(Records contained in a dataset)
------------------------------------------------
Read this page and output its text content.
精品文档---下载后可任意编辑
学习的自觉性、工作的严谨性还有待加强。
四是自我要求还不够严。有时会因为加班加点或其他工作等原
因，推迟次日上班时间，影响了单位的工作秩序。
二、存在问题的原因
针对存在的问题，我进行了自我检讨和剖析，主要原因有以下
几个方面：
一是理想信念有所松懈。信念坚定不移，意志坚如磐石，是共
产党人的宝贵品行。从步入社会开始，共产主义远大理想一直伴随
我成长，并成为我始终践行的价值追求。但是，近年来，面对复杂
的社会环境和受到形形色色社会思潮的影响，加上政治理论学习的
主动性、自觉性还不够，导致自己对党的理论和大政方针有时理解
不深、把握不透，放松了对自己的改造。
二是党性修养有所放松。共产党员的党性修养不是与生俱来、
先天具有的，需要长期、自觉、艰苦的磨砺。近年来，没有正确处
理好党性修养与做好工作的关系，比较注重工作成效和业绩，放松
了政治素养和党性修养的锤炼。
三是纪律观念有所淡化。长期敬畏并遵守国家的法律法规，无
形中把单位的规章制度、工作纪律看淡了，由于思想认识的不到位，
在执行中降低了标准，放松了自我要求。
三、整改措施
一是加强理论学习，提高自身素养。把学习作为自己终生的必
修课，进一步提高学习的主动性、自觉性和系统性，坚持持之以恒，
------------------------------------------------
Direction: Please output the entries above, every line exactly as it reads.

Written response:
Read this page and output its text content.
精品文档---下载后可任意编辑
学习的自觉性、工作的严谨性还有待加强。
四是自我要求还不够严。有时会因为加班加点或其他工作等原
因，推迟次日上班时间，影响了单位的工作秩序。
二、存在问题的原因
针对存在的问题，我进行了自我检讨和剖析，主要原因有以下
几个方面：
一是理想信念有所松懈。信念坚定不移，意志坚如磐石，是共
产党人的宝贵品行。从步入社会开始，共产主义远大理想一直伴随
我成长，并成为我始终践行的价值追求。但是，近年来，面对复杂
的社会环境和受到形形色色社会思潮的影响，加上政治理论学习的
主动性、自觉性还不够，导致自己对党的理论和大政方针有时理解
不深、把握不透，放松了对自己的改造。
二是党性修养有所放松。共产党员的党性修养不是与生俱来、
先天具有的，需要长期、自觉、艰苦的磨砺。近年来，没有正确处
理好党性修养与做好工作的关系，比较注重工作成效和业绩，放松
了政治素养和党性修养的锤炼。
三是纪律观念有所淡化。长期敬畏并遵守国家的法律法规，无
形中把单位的规章制度、工作纪律看淡了，由于思想认识的不到位，
在执行中降低了标准，放松了自我要求。
三、整改措施
一是加强理论学习，提高自身素养。把学习作为自己终生的必
修课，进一步提高学习的主动性、自觉性和系统性，坚持持之以恒，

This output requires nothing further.